Saved entries
____

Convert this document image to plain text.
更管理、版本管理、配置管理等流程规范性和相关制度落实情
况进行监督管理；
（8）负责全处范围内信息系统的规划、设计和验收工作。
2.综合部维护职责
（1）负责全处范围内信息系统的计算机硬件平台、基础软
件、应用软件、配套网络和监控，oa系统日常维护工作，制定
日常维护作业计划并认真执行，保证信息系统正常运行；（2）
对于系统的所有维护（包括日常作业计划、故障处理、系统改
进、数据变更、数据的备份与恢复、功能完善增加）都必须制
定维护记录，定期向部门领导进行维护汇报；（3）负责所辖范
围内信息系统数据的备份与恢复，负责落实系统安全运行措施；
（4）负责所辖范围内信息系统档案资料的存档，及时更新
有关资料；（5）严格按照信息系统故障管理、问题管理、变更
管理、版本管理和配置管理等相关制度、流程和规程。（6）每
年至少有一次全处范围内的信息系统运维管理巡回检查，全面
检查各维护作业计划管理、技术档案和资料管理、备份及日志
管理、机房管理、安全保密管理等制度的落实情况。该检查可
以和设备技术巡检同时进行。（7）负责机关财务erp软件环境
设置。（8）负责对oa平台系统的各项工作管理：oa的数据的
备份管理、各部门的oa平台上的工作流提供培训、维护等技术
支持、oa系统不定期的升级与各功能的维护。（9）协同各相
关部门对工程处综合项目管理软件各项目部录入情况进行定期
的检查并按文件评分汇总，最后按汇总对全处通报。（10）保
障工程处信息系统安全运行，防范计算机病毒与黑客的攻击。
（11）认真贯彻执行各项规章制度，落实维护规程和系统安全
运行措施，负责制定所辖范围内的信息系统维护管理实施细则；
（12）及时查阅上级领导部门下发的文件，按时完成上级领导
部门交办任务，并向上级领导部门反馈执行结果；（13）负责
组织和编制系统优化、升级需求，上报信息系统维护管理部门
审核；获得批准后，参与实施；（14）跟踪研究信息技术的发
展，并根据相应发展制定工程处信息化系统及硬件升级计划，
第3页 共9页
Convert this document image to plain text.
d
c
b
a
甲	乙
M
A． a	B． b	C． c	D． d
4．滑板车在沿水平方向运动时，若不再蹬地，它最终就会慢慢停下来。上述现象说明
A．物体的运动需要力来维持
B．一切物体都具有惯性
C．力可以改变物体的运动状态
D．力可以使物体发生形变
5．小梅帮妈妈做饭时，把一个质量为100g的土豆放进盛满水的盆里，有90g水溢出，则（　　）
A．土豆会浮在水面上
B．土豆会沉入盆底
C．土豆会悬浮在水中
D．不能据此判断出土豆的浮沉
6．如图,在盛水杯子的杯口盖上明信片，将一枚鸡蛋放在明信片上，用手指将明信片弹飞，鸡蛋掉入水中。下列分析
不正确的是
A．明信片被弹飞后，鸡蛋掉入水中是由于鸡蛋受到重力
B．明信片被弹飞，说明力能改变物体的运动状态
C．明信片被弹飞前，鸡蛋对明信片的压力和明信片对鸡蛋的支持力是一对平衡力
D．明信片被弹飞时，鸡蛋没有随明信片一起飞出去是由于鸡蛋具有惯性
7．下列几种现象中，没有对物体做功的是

____

● **To do**
Reproduce the records in full, exactly as written.

● **Task solution**
Convert this document image to plain text.
更管理、版本管理、配置管理等流程规范性和相关制度落实情
况进行监督管理；
（8）负责全处范围内信息系统的规划、设计和验收工作。
2.综合部维护职责
（1）负责全处范围内信息系统的计算机硬件平台、基础软
件、应用软件、配套网络和监控，oa系统日常维护工作，制定
日常维护作业计划并认真执行，保证信息系统正常运行；（2）
对于系统的所有维护（包括日常作业计划、故障处理、系统改
进、数据变更、数据的备份与恢复、功能完善增加）都必须制
定维护记录，定期向部门领导进行维护汇报；（3）负责所辖范
围内信息系统数据的备份与恢复，负责落实系统安全运行措施；
（4）负责所辖范围内信息系统档案资料的存档，及时更新
有关资料；（5）严格按照信息系统故障管理、问题管理、变更
管理、版本管理和配置管理等相关制度、流程和规程。（6）每
年至少有一次全处范围内的信息系统运维管理巡回检查，全面
检查各维护作业计划管理、技术档案和资料管理、备份及日志
管理、机房管理、安全保密管理等制度的落实情况。该检查可
以和设备技术巡检同时进行。（7）负责机关财务erp软件环境
设置。（8）负责对oa平台系统的各项工作管理：oa的数据的
备份管理、各部门的oa平台上的工作流提供培训、维护等技术
支持、oa系统不定期的升级与各功能的维护。（9）协同各相
关部门对工程处综合项目管理软件各项目部录入情况进行定期
的检查并按文件评分汇总，最后按汇总对全处通报。（10）保
障工程处信息系统安全运行，防范计算机病毒与黑客的攻击。
（11）认真贯彻执行各项规章制度，落实维护规程和系统安全
运行措施，负责制定所辖范围内的信息系统维护管理实施细则；
（12）及时查阅上级领导部门下发的文件，按时完成上级领导
部门交办任务，并向上级领导部门反馈执行结果；（13）负责
组织和编制系统优化、升级需求，上报信息系统维护管理部门
审核；获得批准后，参与实施；（14）跟踪研究信息技术的发
展，并根据相应发展制定工程处信息化系统及硬件升级计划，
第3页 共9页
Convert this document image to plain text.
d
c
b
a
甲	乙
M
A． a	B． b	C． c	D． d
4．滑板车在沿水平方向运动时，若不再蹬地，它最终就会慢慢停下来。上述现象说明
A．物体的运动需要力来维持
B．一切物体都具有惯性
C．力可以改变物体的运动状态
D．力可以使物体发生形变
5．小梅帮妈妈做饭时，把一个质量为100g的土豆放进盛满水的盆里，有90g水溢出，则（　　）
A．土豆会浮在水面上
B．土豆会沉入盆底
C．土豆会悬浮在水中
D．不能据此判断出土豆的浮沉
6．如图,在盛水杯子的杯口盖上明信片，将一枚鸡蛋放在明信片上，用手指将明信片弹飞，鸡蛋掉入水中。下列分析
不正确的是
A．明信片被弹飞后，鸡蛋掉入水中是由于鸡蛋受到重力
B．明信片被弹飞，说明力能改变物体的运动状态
C．明信片被弹飞前，鸡蛋对明信片的压力和明信片对鸡蛋的支持力是一对平衡力
D．明信片被弹飞时，鸡蛋没有随明信片一起飞出去是由于鸡蛋具有惯性
7．下列几种现象中，没有对物体做功的是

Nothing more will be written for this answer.